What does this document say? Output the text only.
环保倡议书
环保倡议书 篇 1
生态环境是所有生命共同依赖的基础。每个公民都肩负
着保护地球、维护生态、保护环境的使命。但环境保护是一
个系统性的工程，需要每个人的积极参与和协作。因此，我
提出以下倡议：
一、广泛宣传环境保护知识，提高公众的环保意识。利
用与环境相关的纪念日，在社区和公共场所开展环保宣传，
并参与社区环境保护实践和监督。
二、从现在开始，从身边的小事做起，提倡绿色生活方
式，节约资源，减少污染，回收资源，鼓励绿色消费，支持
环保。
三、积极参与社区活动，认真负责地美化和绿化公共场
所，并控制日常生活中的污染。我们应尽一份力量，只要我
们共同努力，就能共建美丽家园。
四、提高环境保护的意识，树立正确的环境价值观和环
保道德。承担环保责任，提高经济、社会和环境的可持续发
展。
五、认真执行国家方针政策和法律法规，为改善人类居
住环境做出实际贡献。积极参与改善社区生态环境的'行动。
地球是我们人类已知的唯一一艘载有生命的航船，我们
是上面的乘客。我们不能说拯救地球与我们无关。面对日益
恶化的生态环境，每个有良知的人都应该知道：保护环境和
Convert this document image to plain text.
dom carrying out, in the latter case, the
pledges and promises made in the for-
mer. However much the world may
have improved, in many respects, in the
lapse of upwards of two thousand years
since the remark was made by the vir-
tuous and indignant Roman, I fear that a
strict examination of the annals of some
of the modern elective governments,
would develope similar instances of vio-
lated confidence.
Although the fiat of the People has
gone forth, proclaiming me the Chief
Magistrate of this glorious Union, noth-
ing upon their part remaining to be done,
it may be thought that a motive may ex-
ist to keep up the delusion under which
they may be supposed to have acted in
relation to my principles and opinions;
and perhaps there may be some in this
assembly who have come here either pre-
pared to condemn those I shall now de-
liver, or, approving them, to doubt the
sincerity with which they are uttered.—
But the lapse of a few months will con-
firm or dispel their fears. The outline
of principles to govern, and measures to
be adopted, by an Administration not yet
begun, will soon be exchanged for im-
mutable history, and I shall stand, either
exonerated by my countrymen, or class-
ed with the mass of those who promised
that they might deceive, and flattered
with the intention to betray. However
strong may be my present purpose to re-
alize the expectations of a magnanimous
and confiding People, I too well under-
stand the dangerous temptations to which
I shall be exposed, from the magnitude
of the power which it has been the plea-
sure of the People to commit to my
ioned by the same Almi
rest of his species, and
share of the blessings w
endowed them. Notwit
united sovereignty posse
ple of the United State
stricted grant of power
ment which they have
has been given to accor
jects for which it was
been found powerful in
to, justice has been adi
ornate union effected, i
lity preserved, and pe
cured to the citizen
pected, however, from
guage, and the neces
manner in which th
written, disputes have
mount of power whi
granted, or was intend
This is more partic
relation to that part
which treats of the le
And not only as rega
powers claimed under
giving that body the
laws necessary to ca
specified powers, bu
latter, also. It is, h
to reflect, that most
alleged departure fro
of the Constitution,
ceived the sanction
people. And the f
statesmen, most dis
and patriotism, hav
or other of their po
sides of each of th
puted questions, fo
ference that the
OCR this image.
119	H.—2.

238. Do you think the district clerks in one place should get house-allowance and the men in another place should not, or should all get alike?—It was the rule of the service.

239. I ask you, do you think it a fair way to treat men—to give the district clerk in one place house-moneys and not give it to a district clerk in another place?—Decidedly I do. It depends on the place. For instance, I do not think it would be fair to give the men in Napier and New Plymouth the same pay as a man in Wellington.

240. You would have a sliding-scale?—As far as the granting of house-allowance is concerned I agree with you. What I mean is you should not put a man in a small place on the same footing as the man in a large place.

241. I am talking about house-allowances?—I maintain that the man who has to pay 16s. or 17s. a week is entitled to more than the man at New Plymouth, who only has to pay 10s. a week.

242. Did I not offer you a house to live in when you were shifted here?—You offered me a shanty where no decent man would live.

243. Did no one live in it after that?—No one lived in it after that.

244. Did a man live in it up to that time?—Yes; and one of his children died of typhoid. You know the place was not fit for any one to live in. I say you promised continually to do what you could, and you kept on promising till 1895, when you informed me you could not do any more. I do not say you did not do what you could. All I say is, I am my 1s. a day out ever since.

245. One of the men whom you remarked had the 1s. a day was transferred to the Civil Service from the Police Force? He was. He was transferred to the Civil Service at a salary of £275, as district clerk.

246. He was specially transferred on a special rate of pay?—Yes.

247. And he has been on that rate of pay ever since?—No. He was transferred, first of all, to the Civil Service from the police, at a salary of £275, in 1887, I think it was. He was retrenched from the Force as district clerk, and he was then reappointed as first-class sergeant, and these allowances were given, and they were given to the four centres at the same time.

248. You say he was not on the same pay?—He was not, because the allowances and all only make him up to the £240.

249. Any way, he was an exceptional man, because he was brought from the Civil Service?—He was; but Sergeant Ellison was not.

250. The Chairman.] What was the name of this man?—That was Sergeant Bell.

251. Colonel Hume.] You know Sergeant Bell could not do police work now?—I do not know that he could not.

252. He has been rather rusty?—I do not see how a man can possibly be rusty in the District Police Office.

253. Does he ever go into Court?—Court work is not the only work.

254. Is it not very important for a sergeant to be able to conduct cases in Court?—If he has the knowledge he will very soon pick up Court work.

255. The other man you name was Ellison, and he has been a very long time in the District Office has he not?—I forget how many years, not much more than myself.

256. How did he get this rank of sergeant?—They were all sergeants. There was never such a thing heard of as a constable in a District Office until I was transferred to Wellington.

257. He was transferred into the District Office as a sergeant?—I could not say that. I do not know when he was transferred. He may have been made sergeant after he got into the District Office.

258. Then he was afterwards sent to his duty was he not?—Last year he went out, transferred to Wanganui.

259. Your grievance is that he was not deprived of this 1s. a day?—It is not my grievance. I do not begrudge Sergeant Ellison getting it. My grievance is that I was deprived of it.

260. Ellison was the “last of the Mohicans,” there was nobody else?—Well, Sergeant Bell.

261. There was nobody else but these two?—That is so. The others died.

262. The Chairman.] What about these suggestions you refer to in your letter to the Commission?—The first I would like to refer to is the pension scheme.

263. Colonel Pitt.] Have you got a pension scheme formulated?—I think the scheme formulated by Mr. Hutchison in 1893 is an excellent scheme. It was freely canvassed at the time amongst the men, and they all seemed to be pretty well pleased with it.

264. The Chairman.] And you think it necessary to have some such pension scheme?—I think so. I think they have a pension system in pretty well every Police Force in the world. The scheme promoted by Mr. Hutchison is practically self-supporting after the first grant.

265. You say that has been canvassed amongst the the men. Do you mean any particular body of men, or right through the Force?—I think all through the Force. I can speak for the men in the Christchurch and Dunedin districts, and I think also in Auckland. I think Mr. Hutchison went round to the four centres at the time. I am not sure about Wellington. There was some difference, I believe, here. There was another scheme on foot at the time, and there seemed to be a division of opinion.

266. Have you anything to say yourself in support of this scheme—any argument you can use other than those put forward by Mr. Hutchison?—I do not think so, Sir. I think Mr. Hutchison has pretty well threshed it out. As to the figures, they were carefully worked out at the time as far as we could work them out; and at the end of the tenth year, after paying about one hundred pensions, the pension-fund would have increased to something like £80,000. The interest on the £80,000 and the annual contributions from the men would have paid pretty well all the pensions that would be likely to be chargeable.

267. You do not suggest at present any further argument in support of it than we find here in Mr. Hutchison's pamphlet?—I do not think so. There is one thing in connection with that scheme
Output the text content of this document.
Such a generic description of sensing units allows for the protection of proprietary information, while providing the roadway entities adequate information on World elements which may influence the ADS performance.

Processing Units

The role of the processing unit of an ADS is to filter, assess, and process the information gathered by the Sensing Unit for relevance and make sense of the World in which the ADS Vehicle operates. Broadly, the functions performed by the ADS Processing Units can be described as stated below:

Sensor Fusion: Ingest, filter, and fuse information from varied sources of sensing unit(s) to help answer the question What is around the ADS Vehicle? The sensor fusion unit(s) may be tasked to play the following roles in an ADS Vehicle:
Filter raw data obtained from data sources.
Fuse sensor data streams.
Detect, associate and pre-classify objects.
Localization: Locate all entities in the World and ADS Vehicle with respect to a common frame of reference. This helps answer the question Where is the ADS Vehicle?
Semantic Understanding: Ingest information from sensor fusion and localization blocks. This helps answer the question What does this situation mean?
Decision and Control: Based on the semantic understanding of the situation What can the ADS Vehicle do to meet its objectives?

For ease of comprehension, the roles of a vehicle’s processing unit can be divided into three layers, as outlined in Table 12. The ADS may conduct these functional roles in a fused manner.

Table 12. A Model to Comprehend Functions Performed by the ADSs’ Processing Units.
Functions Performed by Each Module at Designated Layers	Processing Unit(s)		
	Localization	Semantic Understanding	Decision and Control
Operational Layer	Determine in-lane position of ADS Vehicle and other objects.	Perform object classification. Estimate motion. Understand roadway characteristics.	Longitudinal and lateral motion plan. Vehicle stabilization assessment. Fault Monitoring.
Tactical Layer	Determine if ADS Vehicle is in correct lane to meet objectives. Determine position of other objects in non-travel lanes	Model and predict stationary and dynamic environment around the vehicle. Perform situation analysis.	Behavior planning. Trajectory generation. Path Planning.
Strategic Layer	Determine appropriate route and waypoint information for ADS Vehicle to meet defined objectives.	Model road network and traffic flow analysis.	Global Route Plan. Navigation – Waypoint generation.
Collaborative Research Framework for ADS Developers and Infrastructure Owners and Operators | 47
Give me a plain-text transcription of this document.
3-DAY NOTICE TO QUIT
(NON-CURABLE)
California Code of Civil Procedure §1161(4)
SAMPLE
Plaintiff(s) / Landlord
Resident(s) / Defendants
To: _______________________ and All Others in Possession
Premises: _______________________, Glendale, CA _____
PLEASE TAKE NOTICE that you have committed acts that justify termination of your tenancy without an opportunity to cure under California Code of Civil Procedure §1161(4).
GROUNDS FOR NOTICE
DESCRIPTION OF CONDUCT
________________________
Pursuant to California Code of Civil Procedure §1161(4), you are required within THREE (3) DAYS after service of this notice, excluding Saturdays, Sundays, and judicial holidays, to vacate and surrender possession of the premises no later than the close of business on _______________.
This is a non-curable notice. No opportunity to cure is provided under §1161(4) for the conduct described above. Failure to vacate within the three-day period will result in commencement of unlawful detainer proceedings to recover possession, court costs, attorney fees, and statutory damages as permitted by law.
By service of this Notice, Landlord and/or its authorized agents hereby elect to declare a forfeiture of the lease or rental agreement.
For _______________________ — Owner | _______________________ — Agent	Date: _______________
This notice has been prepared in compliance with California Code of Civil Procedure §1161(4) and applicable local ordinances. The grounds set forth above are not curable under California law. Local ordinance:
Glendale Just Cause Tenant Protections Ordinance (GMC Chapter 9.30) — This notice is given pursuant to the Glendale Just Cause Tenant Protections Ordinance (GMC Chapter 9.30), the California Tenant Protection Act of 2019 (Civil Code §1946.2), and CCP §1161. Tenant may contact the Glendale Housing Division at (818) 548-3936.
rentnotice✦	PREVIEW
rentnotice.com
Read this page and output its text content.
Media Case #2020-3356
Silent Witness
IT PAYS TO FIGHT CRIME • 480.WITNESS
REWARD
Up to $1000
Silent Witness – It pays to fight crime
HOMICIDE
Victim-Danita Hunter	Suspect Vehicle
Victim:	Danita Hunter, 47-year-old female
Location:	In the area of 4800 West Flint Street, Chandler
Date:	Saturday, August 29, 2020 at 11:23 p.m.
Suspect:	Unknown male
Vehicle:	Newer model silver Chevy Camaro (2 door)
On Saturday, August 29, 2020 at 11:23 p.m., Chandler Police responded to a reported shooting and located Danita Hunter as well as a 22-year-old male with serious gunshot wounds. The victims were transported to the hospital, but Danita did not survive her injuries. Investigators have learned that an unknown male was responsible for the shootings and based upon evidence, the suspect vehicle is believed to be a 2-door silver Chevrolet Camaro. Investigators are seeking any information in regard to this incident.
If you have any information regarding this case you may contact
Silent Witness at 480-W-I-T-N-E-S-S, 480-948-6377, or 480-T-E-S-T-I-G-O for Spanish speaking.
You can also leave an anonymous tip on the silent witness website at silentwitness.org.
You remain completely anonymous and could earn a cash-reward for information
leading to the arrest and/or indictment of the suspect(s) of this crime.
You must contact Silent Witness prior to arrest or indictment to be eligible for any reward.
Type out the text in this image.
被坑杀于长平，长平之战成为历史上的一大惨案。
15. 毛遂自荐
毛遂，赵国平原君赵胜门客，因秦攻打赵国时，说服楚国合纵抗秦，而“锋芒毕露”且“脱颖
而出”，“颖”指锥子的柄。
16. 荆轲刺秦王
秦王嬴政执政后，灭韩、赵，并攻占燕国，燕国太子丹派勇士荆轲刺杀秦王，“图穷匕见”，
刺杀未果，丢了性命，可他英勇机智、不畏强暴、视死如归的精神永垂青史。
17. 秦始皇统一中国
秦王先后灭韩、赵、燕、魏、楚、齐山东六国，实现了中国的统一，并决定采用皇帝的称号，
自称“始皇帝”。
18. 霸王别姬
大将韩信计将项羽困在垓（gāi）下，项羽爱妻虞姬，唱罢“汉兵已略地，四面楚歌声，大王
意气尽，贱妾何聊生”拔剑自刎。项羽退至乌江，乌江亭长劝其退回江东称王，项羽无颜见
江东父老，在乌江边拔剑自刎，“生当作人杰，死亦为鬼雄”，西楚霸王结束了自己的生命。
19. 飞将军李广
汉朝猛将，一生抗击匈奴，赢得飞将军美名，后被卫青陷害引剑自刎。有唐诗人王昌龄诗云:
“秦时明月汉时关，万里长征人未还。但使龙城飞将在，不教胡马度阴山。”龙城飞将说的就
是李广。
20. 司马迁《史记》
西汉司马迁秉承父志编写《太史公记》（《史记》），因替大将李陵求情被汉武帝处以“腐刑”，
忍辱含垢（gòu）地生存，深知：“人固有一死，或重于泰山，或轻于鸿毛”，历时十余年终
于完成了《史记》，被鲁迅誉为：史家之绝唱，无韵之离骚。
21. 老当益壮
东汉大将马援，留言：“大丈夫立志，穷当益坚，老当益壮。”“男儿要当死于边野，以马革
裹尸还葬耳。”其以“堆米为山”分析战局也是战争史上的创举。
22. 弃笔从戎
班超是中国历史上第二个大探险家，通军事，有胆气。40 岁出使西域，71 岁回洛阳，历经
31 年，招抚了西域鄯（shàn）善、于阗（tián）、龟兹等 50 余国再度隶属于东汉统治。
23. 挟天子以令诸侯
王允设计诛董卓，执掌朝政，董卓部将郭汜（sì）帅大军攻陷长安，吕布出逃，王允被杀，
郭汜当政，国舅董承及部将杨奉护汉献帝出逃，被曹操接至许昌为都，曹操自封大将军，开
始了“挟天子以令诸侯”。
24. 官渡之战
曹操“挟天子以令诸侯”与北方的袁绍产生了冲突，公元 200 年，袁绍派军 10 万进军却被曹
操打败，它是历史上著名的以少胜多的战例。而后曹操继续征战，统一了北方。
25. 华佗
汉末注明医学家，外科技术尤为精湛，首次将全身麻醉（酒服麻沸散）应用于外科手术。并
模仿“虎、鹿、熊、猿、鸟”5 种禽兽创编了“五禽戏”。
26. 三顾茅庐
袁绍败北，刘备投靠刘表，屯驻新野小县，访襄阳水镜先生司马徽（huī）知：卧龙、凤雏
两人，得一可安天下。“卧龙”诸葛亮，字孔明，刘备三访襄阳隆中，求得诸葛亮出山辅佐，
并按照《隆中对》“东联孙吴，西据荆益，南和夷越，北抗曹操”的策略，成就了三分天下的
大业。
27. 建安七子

━━━

What to do
List all lines where "Civil" occurs.

Correct response
245. One of the men whom you remarked had the 1s. a day was transferred to the Civil Service from the Police Force? He was. He was transferred to the Civil Service at a salary of £275, as district clerk.
247. And he has been on that rate of pay ever since?—No. He was transferred, first of all, to the Civil Service from the police, at a salary of £275, in 1887, I think it was. He was retrenched from the Force as district clerk, and he was then reappointed as first-class sergeant, and these allowances were given, and they were given to the four centres at the same time.
249. Any way, he was an exceptional man, because he was brought from the Civil Service?—He was; but Sergeant Ellison was not.
California Code of Civil Procedure §1161(4)
PLEASE TAKE NOTICE that you have committed acts that justify termination of your tenancy without an opportunity to cure under California Code of Civil Procedure §1161(4).
Pursuant to California Code of Civil Procedure §1161(4), you are required within THREE (3) DAYS after service of this notice, excluding Saturdays, Sundays, and judicial holidays, to vacate and surrender possession of the premises no later than the close of business on _______________.
This notice has been prepared in compliance with California Code of Civil Procedure §1161(4) and applicable local ordinances. The grounds set forth above are not curable under California law. Local ordinance:
Glendale Just Cause Tenant Protections Ordinance (GMC Chapter 9.30) — This notice is given pursuant to the Glendale Just Cause Tenant Protections Ordinance (GMC Chapter 9.30), the California Tenant Protection Act of 2019 (Civil Code §1946.2), and CCP §1161. Tenant may contact the Glendale Housing Division at (818) 548-3936.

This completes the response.